> Problem
Pick out all lines in the listing holding the string "color" and copy them.

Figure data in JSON
"""
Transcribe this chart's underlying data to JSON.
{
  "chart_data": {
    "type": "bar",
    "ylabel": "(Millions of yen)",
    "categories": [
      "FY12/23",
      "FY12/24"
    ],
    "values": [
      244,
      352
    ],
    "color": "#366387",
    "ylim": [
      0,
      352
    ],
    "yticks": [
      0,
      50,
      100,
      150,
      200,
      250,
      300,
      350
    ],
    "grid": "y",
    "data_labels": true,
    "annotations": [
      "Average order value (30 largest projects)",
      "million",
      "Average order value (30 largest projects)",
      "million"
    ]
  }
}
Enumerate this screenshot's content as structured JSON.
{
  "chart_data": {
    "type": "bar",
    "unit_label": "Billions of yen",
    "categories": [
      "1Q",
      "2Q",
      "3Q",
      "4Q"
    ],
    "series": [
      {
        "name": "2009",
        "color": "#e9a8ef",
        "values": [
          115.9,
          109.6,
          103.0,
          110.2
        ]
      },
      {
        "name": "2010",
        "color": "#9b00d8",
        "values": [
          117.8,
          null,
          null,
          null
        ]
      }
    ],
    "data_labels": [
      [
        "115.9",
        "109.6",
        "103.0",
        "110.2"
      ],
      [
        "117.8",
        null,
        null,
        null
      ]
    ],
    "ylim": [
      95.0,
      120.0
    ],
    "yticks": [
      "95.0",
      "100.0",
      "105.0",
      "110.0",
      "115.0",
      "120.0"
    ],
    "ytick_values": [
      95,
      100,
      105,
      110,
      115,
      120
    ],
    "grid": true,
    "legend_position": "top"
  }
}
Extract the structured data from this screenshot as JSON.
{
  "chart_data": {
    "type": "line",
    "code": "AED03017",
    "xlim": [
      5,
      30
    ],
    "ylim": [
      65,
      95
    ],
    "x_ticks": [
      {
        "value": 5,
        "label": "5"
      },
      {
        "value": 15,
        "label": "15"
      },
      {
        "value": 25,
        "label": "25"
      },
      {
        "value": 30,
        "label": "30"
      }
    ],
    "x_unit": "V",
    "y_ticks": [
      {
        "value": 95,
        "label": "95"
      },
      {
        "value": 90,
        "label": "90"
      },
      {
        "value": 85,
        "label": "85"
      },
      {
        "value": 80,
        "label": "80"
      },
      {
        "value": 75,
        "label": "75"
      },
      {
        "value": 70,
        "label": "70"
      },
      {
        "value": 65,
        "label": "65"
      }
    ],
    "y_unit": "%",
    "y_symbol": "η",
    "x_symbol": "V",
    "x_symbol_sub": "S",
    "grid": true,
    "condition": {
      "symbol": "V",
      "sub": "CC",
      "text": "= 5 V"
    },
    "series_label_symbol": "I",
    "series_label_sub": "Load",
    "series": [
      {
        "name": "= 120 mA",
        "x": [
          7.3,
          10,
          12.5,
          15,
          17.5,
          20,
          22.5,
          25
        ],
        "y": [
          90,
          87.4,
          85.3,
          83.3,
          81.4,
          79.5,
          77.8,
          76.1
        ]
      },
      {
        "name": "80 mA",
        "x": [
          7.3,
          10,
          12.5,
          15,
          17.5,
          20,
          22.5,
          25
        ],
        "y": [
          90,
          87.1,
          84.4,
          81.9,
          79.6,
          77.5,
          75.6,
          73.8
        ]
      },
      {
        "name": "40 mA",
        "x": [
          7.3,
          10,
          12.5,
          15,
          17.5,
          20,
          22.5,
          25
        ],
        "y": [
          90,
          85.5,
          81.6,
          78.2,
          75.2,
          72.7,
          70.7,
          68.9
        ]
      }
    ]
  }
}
"""
> Completed task
    "color": "#366387",
        "color": "#e9a8ef",
        "color": "#9b00d8",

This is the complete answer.